◆ **TASK BRIEF**: Output the records exactly. Include every line.

(Figure collection entries)
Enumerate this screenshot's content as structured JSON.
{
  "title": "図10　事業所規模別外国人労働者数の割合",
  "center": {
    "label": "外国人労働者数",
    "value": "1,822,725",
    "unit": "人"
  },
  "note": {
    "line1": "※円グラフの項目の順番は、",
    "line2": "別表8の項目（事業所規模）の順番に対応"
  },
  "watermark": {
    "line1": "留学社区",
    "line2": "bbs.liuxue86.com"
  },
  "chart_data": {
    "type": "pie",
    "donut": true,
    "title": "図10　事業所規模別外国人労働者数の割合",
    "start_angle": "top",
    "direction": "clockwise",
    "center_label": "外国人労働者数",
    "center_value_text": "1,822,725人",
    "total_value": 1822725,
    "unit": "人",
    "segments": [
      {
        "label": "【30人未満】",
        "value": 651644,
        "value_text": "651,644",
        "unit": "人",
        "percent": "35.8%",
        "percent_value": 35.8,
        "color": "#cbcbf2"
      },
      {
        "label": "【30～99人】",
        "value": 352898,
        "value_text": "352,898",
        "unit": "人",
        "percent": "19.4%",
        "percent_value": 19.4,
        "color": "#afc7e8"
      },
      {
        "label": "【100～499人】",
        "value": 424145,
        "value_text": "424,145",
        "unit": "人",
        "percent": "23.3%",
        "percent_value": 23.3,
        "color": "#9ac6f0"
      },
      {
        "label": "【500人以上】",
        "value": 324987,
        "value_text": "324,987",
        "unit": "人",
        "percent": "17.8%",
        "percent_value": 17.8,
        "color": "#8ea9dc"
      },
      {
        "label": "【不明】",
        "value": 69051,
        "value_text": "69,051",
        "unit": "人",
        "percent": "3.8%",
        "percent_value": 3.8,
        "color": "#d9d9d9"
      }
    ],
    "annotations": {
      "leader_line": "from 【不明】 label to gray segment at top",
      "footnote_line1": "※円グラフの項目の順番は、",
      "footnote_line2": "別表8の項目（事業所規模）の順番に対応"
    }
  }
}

◆ **EXERCISE OUTPUT**:
Enumerate this screenshot's content as structured JSON.
{
  "title": "図10　事業所規模別外国人労働者数の割合",
  "center": {
    "label": "外国人労働者数",
    "value": "1,822,725",
    "unit": "人"
  },
  "note": {
    "line1": "※円グラフの項目の順番は、",
    "line2": "別表8の項目（事業所規模）の順番に対応"
  },
  "watermark": {
    "line1": "留学社区",
    "line2": "bbs.liuxue86.com"
  },
  "chart_data": {
    "type": "pie",
    "donut": true,
    "title": "図10　事業所規模別外国人労働者数の割合",
    "start_angle": "top",
    "direction": "clockwise",
    "center_label": "外国人労働者数",
    "center_value_text": "1,822,725人",
    "total_value": 1822725,
    "unit": "人",
    "segments": [
      {
        "label": "【30人未満】",
        "value": 651644,
        "value_text": "651,644",
        "unit": "人",
        "percent": "35.8%",
        "percent_value": 35.8,
        "color": "#cbcbf2"
      },
      {
        "label": "【30～99人】",
        "value": 352898,
        "value_text": "352,898",
        "unit": "人",
        "percent": "19.4%",
        "percent_value": 19.4,
        "color": "#afc7e8"
      },
      {
        "label": "【100～499人】",
        "value": 424145,
        "value_text": "424,145",
        "unit": "人",
        "percent": "23.3%",
        "percent_value": 23.3,
        "color": "#9ac6f0"
      },
      {
        "label": "【500人以上】",
        "value": 324987,
        "value_text": "324,987",
        "unit": "人",
        "percent": "17.8%",
        "percent_value": 17.8,
        "color": "#8ea9dc"
      },
      {
        "label": "【不明】",
        "value": 69051,
        "value_text": "69,051",
        "unit": "人",
        "percent": "3.8%",
        "percent_value": 3.8,
        "color": "#d9d9d9"
      }
    ],
    "annotations": {
      "leader_line": "from 【不明】 label to gray segment at top",
      "footnote_line1": "※円グラフの項目の順番は、",
      "footnote_line2": "別表8の項目（事業所規模）の順番に対応"
    }
  }
}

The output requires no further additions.